● **Exercise description**
Take the data that follows and retype it word for word.

[Data records]
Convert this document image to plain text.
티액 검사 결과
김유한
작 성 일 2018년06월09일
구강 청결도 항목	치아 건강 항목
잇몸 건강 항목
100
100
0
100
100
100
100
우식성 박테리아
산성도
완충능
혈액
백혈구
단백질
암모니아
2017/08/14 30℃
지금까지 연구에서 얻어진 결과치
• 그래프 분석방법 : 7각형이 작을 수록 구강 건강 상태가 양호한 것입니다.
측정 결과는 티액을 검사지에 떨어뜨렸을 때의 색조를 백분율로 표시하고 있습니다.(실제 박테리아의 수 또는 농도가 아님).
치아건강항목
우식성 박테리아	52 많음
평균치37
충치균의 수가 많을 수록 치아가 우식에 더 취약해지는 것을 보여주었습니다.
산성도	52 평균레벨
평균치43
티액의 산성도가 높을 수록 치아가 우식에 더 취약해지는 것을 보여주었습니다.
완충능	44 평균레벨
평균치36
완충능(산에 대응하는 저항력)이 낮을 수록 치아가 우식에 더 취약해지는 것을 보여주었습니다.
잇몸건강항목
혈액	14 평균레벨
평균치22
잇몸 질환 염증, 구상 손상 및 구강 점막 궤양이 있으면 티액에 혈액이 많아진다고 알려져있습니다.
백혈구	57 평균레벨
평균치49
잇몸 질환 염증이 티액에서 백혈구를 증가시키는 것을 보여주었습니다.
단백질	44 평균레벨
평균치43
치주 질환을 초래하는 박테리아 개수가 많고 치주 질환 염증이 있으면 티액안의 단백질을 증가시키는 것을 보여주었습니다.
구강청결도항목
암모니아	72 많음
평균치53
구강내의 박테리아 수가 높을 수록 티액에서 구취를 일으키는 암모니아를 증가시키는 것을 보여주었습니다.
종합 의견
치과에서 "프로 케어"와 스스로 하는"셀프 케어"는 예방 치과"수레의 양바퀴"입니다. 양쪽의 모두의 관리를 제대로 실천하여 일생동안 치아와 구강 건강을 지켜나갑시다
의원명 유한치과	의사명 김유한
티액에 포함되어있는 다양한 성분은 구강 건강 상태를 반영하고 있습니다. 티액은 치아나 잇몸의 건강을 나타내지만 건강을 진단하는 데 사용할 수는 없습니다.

● **Expected answer**
Convert this document image to plain text.
티액 검사 결과
김유한
작 성 일 2018년06월09일
구강 청결도 항목	치아 건강 항목
잇몸 건강 항목
100
100
0
100
100
100
100
우식성 박테리아
산성도
완충능
혈액
백혈구
단백질
암모니아
2017/08/14 30℃
지금까지 연구에서 얻어진 결과치
• 그래프 분석방법 : 7각형이 작을 수록 구강 건강 상태가 양호한 것입니다.
측정 결과는 티액을 검사지에 떨어뜨렸을 때의 색조를 백분율로 표시하고 있습니다.(실제 박테리아의 수 또는 농도가 아님).
치아건강항목
우식성 박테리아	52 많음
평균치37
충치균의 수가 많을 수록 치아가 우식에 더 취약해지는 것을 보여주었습니다.
산성도	52 평균레벨
평균치43
티액의 산성도가 높을 수록 치아가 우식에 더 취약해지는 것을 보여주었습니다.
완충능	44 평균레벨
평균치36
완충능(산에 대응하는 저항력)이 낮을 수록 치아가 우식에 더 취약해지는 것을 보여주었습니다.
잇몸건강항목
혈액	14 평균레벨
평균치22
잇몸 질환 염증, 구상 손상 및 구강 점막 궤양이 있으면 티액에 혈액이 많아진다고 알려져있습니다.
백혈구	57 평균레벨
평균치49
잇몸 질환 염증이 티액에서 백혈구를 증가시키는 것을 보여주었습니다.
단백질	44 평균레벨
평균치43
치주 질환을 초래하는 박테리아 개수가 많고 치주 질환 염증이 있으면 티액안의 단백질을 증가시키는 것을 보여주었습니다.
구강청결도항목
암모니아	72 많음
평균치53
구강내의 박테리아 수가 높을 수록 티액에서 구취를 일으키는 암모니아를 증가시키는 것을 보여주었습니다.
종합 의견
치과에서 "프로 케어"와 스스로 하는"셀프 케어"는 예방 치과"수레의 양바퀴"입니다. 양쪽의 모두의 관리를 제대로 실천하여 일생동안 치아와 구강 건강을 지켜나갑시다
의원명 유한치과	의사명 김유한
티액에 포함되어있는 다양한 성분은 구강 건강 상태를 반영하고 있습니다. 티액은 치아나 잇몸의 건강을 나타내지만 건강을 진단하는 데 사용할 수는 없습니다.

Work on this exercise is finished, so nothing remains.